--- Start of Data listing ---
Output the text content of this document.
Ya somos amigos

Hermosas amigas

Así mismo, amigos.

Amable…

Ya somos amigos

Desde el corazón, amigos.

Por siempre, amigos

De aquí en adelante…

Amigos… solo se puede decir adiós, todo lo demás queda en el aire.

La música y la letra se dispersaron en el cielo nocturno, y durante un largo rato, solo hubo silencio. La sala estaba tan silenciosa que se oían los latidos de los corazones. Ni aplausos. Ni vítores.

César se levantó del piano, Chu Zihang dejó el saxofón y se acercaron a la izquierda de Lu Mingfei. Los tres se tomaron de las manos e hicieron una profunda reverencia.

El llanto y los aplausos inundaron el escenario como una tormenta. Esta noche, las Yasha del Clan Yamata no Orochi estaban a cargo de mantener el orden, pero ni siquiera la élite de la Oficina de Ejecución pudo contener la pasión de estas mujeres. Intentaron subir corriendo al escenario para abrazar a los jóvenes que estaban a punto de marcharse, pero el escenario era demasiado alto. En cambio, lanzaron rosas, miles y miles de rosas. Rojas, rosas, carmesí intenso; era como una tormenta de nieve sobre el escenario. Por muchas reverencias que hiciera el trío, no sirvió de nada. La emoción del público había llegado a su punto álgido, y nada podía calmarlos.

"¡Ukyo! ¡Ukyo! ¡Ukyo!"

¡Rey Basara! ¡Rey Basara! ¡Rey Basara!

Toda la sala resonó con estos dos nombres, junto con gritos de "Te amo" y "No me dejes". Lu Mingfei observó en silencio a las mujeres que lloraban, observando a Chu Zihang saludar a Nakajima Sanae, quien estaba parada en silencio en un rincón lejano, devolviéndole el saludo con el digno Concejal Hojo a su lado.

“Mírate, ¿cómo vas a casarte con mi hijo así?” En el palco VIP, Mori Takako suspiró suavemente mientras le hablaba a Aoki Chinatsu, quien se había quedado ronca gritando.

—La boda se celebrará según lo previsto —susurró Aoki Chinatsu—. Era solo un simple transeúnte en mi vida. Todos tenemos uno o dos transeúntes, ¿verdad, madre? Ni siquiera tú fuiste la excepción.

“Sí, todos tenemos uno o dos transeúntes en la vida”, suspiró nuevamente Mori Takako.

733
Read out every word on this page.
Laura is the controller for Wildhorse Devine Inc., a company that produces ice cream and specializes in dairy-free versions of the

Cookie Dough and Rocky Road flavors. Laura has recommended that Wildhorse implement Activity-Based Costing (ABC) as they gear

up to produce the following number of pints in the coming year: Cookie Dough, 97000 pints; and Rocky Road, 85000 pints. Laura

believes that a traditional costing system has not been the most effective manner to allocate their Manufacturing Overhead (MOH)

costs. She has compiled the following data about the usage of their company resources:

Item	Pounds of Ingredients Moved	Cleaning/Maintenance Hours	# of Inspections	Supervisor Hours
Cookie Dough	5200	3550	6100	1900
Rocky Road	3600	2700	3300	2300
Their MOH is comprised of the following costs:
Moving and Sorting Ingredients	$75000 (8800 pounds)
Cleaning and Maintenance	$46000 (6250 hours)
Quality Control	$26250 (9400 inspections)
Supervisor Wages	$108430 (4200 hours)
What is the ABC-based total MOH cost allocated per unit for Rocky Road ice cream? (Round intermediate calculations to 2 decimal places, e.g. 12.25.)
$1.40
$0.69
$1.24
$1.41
--- End of Data listing ---
• [What is being asked]: Leave out every line before the one containing "Read out every word on this page."; set down that line and all remaining lines of the material exactly.

• [Written response]:
Read out every word on this page.
Laura is the controller for Wildhorse Devine Inc., a company that produces ice cream and specializes in dairy-free versions of the

Cookie Dough and Rocky Road flavors. Laura has recommended that Wildhorse implement Activity-Based Costing (ABC) as they gear

up to produce the following number of pints in the coming year: Cookie Dough, 97000 pints; and Rocky Road, 85000 pints. Laura

believes that a traditional costing system has not been the most effective manner to allocate their Manufacturing Overhead (MOH)

costs. She has compiled the following data about the usage of their company resources:

Item	Pounds of Ingredients Moved	Cleaning/Maintenance Hours	# of Inspections	Supervisor Hours
Cookie Dough	5200	3550	6100	1900
Rocky Road	3600	2700	3300	2300
Their MOH is comprised of the following costs:
Moving and Sorting Ingredients	$75000 (8800 pounds)
Cleaning and Maintenance	$46000 (6250 hours)
Quality Control	$26250 (9400 inspections)
Supervisor Wages	$108430 (4200 hours)
What is the ABC-based total MOH cost allocated per unit for Rocky Road ice cream? (Round intermediate calculations to 2 decimal places, e.g. 12.25.)
$1.40
$0.69
$1.24
$1.41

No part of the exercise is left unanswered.